#### [GIVEN REQUEST]
Look through the material below. Copy each line that contains the string "리스크오프".

- - - -

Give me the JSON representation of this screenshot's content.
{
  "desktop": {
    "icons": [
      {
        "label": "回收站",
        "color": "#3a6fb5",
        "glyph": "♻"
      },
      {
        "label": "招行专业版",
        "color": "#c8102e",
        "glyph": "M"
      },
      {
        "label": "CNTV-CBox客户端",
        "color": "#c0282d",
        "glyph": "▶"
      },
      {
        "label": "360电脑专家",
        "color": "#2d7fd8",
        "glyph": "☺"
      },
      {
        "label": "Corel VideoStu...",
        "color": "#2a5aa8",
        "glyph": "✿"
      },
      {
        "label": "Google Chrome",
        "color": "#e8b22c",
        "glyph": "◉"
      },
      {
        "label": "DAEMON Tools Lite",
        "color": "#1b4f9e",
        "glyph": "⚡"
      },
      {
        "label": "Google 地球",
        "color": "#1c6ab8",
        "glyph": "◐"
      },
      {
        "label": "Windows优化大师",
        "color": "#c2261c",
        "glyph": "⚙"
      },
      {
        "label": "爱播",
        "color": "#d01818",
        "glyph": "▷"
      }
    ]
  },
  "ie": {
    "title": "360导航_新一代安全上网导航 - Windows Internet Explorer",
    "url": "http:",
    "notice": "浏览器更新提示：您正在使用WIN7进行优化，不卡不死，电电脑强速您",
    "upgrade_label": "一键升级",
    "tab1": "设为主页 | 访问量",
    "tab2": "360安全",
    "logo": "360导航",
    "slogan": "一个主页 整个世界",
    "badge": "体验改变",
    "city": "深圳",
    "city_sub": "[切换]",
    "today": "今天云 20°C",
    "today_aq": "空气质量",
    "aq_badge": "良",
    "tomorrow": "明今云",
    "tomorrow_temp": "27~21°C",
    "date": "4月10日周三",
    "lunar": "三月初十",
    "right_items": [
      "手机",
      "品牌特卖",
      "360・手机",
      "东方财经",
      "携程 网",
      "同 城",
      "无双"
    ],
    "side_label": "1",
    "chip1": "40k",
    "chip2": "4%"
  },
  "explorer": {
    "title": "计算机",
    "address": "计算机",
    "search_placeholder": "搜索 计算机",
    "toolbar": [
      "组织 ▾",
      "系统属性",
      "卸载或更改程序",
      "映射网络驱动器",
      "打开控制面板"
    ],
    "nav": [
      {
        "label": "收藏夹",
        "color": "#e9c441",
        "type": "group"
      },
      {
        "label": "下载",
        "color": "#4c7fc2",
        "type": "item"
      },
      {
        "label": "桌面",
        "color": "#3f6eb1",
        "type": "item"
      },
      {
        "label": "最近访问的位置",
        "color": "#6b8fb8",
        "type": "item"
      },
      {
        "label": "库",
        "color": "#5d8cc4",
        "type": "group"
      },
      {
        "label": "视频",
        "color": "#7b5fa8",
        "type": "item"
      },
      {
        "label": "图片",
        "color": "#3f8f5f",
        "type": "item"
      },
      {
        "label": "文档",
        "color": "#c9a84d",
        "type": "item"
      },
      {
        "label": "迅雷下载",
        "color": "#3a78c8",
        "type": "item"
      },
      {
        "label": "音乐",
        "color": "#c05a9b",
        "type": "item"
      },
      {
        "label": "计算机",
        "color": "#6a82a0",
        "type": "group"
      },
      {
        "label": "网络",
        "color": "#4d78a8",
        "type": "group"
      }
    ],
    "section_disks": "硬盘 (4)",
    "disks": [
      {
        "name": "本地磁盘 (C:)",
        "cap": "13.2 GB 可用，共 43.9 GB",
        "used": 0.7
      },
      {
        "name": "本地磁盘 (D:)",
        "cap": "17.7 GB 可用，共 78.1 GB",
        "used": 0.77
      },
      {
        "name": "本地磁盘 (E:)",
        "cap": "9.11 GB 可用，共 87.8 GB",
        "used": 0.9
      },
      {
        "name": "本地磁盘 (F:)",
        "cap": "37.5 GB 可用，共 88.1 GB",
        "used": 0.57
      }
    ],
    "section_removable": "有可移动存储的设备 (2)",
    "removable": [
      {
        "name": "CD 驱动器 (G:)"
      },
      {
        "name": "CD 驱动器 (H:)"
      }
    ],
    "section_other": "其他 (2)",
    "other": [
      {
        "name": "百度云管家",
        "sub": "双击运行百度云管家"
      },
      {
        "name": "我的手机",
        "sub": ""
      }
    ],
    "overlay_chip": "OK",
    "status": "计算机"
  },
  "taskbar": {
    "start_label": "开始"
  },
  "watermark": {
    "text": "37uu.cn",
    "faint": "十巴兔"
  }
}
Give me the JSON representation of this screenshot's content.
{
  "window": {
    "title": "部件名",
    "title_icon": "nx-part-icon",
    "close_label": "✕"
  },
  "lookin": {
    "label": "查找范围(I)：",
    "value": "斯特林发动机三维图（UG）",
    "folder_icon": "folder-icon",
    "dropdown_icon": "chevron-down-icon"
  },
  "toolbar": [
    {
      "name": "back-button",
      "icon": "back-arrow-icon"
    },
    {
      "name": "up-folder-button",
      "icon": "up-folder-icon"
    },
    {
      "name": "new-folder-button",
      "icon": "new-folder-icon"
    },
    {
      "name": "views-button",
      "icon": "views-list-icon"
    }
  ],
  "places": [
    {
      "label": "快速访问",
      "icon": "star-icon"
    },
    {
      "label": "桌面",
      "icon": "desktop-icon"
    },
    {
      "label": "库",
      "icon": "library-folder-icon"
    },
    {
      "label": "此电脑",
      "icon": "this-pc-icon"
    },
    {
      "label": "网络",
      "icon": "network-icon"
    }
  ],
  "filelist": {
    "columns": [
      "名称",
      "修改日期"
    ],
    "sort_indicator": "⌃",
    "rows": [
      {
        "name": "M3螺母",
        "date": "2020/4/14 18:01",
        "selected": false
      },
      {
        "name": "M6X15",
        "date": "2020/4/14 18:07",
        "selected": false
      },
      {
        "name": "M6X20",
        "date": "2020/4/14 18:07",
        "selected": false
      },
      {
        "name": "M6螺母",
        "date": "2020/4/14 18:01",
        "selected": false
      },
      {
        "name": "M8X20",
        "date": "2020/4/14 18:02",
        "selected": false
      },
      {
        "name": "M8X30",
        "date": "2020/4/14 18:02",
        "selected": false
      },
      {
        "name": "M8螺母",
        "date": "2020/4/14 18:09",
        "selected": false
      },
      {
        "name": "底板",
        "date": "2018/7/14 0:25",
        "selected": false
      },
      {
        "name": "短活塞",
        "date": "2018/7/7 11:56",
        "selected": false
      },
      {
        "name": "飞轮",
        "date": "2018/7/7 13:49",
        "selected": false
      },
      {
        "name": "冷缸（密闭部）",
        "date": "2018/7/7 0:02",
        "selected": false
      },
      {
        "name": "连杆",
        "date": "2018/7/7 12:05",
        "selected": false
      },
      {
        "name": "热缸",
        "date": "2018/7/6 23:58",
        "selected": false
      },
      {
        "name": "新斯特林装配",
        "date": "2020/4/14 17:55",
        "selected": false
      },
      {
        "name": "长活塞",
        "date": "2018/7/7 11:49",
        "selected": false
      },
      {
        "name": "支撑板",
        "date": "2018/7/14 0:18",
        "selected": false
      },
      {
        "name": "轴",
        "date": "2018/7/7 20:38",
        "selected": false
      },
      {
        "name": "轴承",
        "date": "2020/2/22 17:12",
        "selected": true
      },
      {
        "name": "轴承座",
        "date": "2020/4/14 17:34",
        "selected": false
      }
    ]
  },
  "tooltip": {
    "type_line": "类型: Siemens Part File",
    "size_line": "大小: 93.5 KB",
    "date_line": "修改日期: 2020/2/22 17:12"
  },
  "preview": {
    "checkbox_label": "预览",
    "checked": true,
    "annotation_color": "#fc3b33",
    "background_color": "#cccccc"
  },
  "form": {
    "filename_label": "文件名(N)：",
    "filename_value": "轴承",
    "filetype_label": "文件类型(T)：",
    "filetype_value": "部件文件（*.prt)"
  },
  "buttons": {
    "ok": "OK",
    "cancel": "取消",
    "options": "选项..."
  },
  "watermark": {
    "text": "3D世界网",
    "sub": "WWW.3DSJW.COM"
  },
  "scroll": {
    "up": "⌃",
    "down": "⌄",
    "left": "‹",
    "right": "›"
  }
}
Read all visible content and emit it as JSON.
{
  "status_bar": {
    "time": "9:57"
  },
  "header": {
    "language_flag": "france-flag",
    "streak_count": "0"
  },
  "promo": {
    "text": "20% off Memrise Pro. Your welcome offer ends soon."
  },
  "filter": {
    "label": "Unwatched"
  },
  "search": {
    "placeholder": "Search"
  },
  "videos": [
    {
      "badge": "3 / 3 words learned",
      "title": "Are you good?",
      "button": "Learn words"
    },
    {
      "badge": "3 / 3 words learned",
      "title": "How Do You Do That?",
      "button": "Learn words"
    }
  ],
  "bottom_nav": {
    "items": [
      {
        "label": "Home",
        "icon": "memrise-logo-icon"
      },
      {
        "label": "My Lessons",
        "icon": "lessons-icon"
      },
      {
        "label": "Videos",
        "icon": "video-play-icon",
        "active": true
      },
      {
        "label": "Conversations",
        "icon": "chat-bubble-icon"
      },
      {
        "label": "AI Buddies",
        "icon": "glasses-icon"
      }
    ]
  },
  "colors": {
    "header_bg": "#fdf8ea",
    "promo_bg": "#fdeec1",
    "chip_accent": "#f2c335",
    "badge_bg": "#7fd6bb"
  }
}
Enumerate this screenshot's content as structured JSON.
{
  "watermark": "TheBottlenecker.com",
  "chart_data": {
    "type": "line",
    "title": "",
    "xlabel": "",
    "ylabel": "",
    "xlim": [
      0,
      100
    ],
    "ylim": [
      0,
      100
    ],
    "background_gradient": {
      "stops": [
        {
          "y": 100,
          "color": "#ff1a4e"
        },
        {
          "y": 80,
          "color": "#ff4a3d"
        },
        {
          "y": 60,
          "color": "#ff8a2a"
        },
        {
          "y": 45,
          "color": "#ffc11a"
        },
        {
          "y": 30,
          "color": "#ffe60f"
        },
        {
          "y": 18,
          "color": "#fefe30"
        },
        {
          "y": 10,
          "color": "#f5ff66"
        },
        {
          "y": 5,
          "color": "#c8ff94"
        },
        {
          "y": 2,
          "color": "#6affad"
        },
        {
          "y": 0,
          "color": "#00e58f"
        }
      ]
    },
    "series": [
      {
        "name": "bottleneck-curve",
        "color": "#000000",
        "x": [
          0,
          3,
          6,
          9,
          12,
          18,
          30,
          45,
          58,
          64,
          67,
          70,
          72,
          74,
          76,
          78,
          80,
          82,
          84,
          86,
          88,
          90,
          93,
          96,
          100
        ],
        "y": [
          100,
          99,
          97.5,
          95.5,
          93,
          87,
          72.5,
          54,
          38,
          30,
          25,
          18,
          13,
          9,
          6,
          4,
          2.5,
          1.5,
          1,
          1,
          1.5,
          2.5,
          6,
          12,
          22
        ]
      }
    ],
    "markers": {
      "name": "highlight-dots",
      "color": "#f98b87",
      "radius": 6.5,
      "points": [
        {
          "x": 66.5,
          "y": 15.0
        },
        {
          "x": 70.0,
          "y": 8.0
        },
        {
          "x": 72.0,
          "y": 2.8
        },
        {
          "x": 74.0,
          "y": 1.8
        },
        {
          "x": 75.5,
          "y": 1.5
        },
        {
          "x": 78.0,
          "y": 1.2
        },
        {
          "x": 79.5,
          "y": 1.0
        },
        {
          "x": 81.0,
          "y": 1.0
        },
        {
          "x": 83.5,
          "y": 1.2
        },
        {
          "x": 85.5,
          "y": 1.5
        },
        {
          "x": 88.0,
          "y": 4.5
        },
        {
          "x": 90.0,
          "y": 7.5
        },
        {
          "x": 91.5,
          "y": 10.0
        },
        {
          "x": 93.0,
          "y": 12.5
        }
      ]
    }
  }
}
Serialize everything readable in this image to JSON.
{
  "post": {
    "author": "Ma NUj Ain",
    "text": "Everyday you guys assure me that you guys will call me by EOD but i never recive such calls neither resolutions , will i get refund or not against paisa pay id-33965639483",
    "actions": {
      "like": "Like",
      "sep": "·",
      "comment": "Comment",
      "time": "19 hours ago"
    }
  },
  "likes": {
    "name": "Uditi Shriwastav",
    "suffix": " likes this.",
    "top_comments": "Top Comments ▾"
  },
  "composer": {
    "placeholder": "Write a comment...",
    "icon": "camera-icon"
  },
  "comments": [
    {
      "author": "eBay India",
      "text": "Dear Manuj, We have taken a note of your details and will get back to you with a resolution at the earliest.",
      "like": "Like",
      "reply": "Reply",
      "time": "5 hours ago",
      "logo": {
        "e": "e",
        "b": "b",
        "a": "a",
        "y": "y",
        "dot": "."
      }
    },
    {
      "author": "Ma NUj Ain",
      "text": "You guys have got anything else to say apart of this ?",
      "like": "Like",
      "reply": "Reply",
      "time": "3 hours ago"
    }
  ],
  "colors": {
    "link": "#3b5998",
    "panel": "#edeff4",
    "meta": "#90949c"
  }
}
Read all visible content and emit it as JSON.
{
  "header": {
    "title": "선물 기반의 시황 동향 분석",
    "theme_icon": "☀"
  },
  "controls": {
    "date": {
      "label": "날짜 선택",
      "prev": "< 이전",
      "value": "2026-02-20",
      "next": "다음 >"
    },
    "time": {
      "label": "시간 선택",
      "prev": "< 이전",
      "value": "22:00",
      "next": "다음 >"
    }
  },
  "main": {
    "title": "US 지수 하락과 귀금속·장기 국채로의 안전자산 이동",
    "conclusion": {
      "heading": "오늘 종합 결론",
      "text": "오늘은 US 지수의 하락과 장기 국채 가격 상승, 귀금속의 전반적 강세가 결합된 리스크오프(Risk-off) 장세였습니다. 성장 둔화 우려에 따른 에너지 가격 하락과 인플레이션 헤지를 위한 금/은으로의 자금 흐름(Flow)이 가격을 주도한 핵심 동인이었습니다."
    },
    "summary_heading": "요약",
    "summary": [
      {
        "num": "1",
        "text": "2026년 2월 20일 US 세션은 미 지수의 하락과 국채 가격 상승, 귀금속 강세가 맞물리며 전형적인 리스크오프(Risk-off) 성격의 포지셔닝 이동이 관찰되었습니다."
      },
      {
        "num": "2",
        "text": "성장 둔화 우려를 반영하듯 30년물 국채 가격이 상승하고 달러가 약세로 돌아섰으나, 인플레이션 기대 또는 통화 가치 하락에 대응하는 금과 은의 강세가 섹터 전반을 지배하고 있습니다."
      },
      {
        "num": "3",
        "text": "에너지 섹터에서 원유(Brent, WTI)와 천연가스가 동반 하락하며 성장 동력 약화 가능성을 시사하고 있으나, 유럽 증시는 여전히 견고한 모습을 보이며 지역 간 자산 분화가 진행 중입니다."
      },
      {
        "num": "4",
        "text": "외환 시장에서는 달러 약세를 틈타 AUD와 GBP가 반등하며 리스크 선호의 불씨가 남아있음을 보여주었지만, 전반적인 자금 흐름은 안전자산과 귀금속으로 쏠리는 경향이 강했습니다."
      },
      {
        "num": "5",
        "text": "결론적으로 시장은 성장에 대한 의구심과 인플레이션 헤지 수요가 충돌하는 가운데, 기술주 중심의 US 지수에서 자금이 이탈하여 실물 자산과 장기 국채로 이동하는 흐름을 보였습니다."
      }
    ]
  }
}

- - - -

#### [TASK RESPONSE]
      "text": "오늘은 US 지수의 하락과 장기 국채 가격 상승, 귀금속의 전반적 강세가 결합된 리스크오프(Risk-off) 장세였습니다. 성장 둔화 우려에 따른 에너지 가격 하락과 인플레이션 헤지를 위한 금/은으로의 자금 흐름(Flow)이 가격을 주도한 핵심 동인이었습니다."
        "text": "2026년 2월 20일 US 세션은 미 지수의 하락과 국채 가격 상승, 귀금속 강세가 맞물리며 전형적인 리스크오프(Risk-off) 성격의 포지셔닝 이동이 관찰되었습니다."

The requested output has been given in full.